Give every line of the material again, exactly as written.

Stored records:
-=-=-=-=-
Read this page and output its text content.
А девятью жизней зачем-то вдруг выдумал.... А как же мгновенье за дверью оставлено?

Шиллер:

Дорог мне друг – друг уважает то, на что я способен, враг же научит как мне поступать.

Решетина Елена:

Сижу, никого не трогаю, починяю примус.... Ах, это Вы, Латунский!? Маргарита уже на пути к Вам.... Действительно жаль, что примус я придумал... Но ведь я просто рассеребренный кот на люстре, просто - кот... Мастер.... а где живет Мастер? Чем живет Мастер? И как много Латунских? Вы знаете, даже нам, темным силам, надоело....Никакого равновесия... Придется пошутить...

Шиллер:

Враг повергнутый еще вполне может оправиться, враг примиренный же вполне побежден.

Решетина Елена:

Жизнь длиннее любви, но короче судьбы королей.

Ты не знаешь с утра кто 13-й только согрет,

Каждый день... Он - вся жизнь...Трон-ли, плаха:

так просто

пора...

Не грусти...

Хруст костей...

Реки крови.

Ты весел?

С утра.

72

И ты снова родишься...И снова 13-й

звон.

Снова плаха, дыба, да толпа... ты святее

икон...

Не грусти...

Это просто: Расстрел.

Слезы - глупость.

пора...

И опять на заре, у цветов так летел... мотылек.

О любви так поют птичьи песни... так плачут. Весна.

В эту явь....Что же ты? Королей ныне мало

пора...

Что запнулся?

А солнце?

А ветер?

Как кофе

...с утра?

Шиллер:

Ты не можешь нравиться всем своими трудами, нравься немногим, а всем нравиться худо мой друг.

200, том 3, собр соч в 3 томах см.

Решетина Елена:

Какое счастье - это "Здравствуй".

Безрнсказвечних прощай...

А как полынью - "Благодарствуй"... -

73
-=-=-=-=-
Written answer:
Read this page and output its text content.
А девятью жизней зачем-то вдруг выдумал.... А как же мгновенье за дверью оставлено?

Шиллер:

Дорог мне друг – друг уважает то, на что я способен, враг же научит как мне поступать.

Решетина Елена:

Сижу, никого не трогаю, починяю примус.... Ах, это Вы, Латунский!? Маргарита уже на пути к Вам.... Действительно жаль, что примус я придумал... Но ведь я просто рассеребренный кот на люстре, просто - кот... Мастер.... а где живет Мастер? Чем живет Мастер? И как много Латунских? Вы знаете, даже нам, темным силам, надоело....Никакого равновесия... Придется пошутить...

Шиллер:

Враг повергнутый еще вполне может оправиться, враг примиренный же вполне побежден.

Решетина Елена:

Жизнь длиннее любви, но короче судьбы королей.

Ты не знаешь с утра кто 13-й только согрет,

Каждый день... Он - вся жизнь...Трон-ли, плаха:

так просто

пора...

Не грусти...

Хруст костей...

Реки крови.

Ты весел?

С утра.

72

И ты снова родишься...И снова 13-й

звон.

Снова плаха, дыба, да толпа... ты святее

икон...

Не грусти...

Это просто: Расстрел.

Слезы - глупость.

пора...

И опять на заре, у цветов так летел... мотылек.

О любви так поют птичьи песни... так плачут. Весна.

В эту явь....Что же ты? Королей ныне мало

пора...

Что запнулся?

А солнце?

А ветер?

Как кофе

...с утра?

Шиллер:

Ты не можешь нравиться всем своими трудами, нравься немногим, а всем нравиться худо мой друг.

200, том 3, собр соч в 3 томах см.

Решетина Елена:

Какое счастье - это "Здравствуй".

Безрнсказвечних прощай...

А как полынью - "Благодарствуй"... -

73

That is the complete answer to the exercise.